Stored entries

★ ★ ★ ★

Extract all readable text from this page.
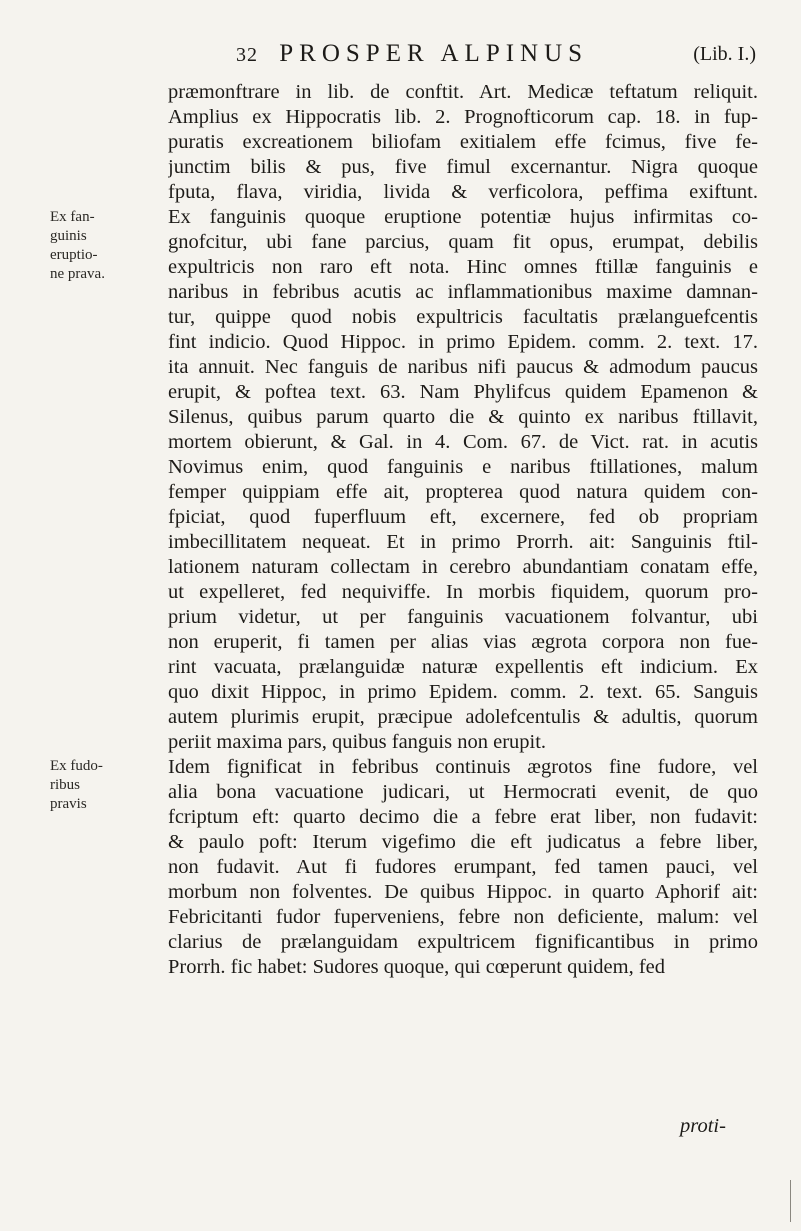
32 PROSPER ALPINUS	(Lib. I.)
Ex fan-
guinis
eruptio-
ne prava.
Ex fudo-
ribus
pravis
præmonftrare in lib. de conftit. Art. Medicæ teftatum reliquit.
Amplius ex Hippocratis lib. 2. Prognofticorum cap. 18. in fup-
puratis excreationem biliofam exitialem effe fcimus, five fe-
junctim bilis & pus, five fimul excernantur. Nigra quoque
fputa, flava, viridia, livida & verficolora, peffima exiftunt.
Ex fanguinis quoque eruptione potentiæ hujus infirmitas co-
gnofcitur, ubi fane parcius, quam fit opus, erumpat, debilis
expultricis non raro eft nota. Hinc omnes ftillæ fanguinis e
naribus in febribus acutis ac inflammationibus maxime damnan-
tur, quippe quod nobis expultricis facultatis prælanguefcentis
fint indicio. Quod Hippoc. in primo Epidem. comm. 2. text. 17.
ita annuit. Nec fanguis de naribus nifi paucus & admodum paucus
erupit, & poftea text. 63. Nam Phylifcus quidem Epamenon &
Silenus, quibus parum quarto die & quinto ex naribus ftillavit,
mortem obierunt, & Gal. in 4. Com. 67. de Vict. rat. in acutis
Novimus enim, quod fanguinis e naribus ftillationes, malum
femper quippiam effe ait, propterea quod natura quidem con-
fpiciat, quod fuperfluum eft, excernere, fed ob propriam
imbecillitatem nequeat. Et in primo Prorrh. ait: Sanguinis ftil-
lationem naturam collectam in cerebro abundantiam conatam effe,
ut expelleret, fed nequiviffe. In morbis fiquidem, quorum pro-
prium videtur, ut per fanguinis vacuationem folvantur, ubi
non eruperit, fi tamen per alias vias ægrota corpora non fue-
rint vacuata, prælanguidæ naturæ expellentis eft indicium. Ex
quo dixit Hippoc, in primo Epidem. comm. 2. text. 65. Sanguis
autem plurimis erupit, præcipue adolefcentulis & adultis, quorum
periit maxima pars, quibus fanguis non erupit.
Idem fignificat in febribus continuis ægrotos fine fudore, vel
alia bona vacuatione judicari, ut Hermocrati evenit, de quo
fcriptum eft: quarto decimo die a febre erat liber, non fudavit:
& paulo poft: Iterum vigefimo die eft judicatus a febre liber,
non fudavit. Aut fi fudores erumpant, fed tamen pauci, vel
morbum non folventes. De quibus Hippoc. in quarto Aphorif ait:
Febricitanti fudor fuperveniens, febre non deficiente, malum: vel
clarius de prælanguidam expultricem fignificantibus in primo
Prorrh. fic habet: Sudores quoque, qui cœperunt quidem, fed
proti-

★ ★ ★ ★

▶ _THE REQUEST_
All records above are to be printed exactly, minus the pictures they contain.

▶ _WRITTEN SOLUTION_
Extract all readable text from this page.
32 PROSPER ALPINUS	(Lib. I.)
Ex fan-
guinis
eruptio-
ne prava.
Ex fudo-
ribus
pravis
præmonftrare in lib. de conftit. Art. Medicæ teftatum reliquit.
Amplius ex Hippocratis lib. 2. Prognofticorum cap. 18. in fup-
puratis excreationem biliofam exitialem effe fcimus, five fe-
junctim bilis & pus, five fimul excernantur. Nigra quoque
fputa, flava, viridia, livida & verficolora, peffima exiftunt.
Ex fanguinis quoque eruptione potentiæ hujus infirmitas co-
gnofcitur, ubi fane parcius, quam fit opus, erumpat, debilis
expultricis non raro eft nota. Hinc omnes ftillæ fanguinis e
naribus in febribus acutis ac inflammationibus maxime damnan-
tur, quippe quod nobis expultricis facultatis prælanguefcentis
fint indicio. Quod Hippoc. in primo Epidem. comm. 2. text. 17.
ita annuit. Nec fanguis de naribus nifi paucus & admodum paucus
erupit, & poftea text. 63. Nam Phylifcus quidem Epamenon &
Silenus, quibus parum quarto die & quinto ex naribus ftillavit,
mortem obierunt, & Gal. in 4. Com. 67. de Vict. rat. in acutis
Novimus enim, quod fanguinis e naribus ftillationes, malum
femper quippiam effe ait, propterea quod natura quidem con-
fpiciat, quod fuperfluum eft, excernere, fed ob propriam
imbecillitatem nequeat. Et in primo Prorrh. ait: Sanguinis ftil-
lationem naturam collectam in cerebro abundantiam conatam effe,
ut expelleret, fed nequiviffe. In morbis fiquidem, quorum pro-
prium videtur, ut per fanguinis vacuationem folvantur, ubi
non eruperit, fi tamen per alias vias ægrota corpora non fue-
rint vacuata, prælanguidæ naturæ expellentis eft indicium. Ex
quo dixit Hippoc, in primo Epidem. comm. 2. text. 65. Sanguis
autem plurimis erupit, præcipue adolefcentulis & adultis, quorum
periit maxima pars, quibus fanguis non erupit.
Idem fignificat in febribus continuis ægrotos fine fudore, vel
alia bona vacuatione judicari, ut Hermocrati evenit, de quo
fcriptum eft: quarto decimo die a febre erat liber, non fudavit:
& paulo poft: Iterum vigefimo die eft judicatus a febre liber,
non fudavit. Aut fi fudores erumpant, fed tamen pauci, vel
morbum non folventes. De quibus Hippoc. in quarto Aphorif ait:
Febricitanti fudor fuperveniens, febre non deficiente, malum: vel
clarius de prælanguidam expultricem fignificantibus in primo
Prorrh. fic habet: Sudores quoque, qui cœperunt quidem, fed
proti-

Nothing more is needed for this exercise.